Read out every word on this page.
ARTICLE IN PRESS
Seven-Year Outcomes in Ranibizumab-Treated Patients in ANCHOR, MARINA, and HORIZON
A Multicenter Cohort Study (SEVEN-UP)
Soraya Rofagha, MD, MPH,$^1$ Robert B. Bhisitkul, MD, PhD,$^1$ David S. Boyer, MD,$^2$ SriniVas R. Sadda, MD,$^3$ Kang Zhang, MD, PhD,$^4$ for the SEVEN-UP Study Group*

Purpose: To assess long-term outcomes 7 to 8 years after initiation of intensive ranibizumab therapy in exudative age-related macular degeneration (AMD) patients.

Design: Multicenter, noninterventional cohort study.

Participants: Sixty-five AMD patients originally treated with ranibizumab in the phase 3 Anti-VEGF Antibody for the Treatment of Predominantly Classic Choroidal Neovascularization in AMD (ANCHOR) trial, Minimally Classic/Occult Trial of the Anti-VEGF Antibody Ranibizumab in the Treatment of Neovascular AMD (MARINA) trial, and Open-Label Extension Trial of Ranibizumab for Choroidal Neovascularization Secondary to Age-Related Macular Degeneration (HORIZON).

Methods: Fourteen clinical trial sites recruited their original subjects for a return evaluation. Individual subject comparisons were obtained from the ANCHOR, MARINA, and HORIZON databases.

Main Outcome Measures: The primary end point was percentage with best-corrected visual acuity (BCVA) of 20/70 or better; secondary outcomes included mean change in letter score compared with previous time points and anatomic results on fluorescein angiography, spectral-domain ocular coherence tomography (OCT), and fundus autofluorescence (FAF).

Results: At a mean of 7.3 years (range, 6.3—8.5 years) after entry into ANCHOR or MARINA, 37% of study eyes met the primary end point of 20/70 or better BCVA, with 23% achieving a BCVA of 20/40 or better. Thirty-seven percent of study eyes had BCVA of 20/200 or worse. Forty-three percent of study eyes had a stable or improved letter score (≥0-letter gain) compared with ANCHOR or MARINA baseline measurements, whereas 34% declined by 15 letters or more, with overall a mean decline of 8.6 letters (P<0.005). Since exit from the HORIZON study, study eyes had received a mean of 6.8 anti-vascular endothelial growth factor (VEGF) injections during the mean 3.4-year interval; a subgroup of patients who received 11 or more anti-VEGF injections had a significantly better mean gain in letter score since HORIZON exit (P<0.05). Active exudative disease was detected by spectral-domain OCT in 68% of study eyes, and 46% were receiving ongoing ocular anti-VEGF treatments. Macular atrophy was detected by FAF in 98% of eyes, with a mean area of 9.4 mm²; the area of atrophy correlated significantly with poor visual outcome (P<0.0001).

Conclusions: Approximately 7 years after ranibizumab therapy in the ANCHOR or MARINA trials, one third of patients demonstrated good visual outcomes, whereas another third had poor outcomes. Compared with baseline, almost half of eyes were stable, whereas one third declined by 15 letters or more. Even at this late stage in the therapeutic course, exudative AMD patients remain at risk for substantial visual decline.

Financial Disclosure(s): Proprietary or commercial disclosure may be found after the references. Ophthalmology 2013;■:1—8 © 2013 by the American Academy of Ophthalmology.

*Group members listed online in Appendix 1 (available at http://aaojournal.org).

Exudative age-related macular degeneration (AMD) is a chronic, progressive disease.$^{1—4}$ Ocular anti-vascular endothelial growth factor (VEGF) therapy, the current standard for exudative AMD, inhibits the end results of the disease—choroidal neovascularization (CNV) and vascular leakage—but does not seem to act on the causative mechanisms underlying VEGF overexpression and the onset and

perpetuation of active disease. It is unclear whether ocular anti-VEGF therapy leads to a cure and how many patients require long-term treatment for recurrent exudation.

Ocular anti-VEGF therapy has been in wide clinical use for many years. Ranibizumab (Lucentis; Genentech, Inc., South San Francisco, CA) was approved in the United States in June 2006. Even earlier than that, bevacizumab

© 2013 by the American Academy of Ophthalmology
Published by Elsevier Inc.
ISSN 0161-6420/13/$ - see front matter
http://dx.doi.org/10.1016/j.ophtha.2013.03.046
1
......
TASK TO CARRY OUT -> Go line by line through the records above and copy each one containing "http".

SOLVED EXERCISE ->
*Group members listed online in Appendix 1 (available at http://aaojournal.org).
http://dx.doi.org/10.1016/j.ophtha.2013.03.046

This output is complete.